Work to be completed
Identify all lines below that hold "Tran" and collect them.

Data records:

□ □ □ □ □

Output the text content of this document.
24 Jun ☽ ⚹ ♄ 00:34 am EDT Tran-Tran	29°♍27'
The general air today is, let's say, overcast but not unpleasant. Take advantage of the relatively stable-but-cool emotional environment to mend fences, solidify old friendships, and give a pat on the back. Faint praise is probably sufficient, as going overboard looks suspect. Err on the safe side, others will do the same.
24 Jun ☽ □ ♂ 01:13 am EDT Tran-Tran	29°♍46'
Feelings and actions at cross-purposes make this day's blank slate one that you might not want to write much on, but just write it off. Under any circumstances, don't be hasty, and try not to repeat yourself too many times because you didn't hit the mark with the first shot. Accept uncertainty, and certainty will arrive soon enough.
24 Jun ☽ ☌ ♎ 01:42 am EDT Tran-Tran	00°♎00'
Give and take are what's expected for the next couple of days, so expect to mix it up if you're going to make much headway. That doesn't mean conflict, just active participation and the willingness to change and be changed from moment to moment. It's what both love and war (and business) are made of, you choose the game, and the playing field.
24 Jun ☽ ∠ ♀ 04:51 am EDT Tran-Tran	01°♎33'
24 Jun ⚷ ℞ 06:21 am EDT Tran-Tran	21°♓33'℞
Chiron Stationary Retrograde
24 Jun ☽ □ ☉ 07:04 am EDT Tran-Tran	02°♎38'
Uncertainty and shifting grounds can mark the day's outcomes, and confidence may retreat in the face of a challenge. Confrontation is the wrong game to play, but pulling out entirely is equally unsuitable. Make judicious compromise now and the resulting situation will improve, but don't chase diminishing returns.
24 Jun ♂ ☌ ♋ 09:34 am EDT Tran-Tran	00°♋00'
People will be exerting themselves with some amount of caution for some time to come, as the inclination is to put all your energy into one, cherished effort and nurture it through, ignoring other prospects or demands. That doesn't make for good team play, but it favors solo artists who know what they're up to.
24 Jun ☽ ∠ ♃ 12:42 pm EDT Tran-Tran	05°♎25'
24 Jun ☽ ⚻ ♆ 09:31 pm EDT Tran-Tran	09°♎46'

□ □ □ □ □

Output for this exercise
24 Jun ☽ ⚹ ♄ 00:34 am EDT Tran-Tran	29°♍27'
24 Jun ☽ □ ♂ 01:13 am EDT Tran-Tran	29°♍46'
24 Jun ☽ ☌ ♎ 01:42 am EDT Tran-Tran	00°♎00'
24 Jun ☽ ∠ ♀ 04:51 am EDT Tran-Tran	01°♎33'
24 Jun ⚷ ℞ 06:21 am EDT Tran-Tran	21°♓33'℞
24 Jun ☽ □ ☉ 07:04 am EDT Tran-Tran	02°♎38'
24 Jun ♂ ☌ ♋ 09:34 am EDT Tran-Tran	00°♋00'
24 Jun ☽ ∠ ♃ 12:42 pm EDT Tran-Tran	05°♎25'
24 Jun ☽ ⚻ ♆ 09:31 pm EDT Tran-Tran	09°♎46'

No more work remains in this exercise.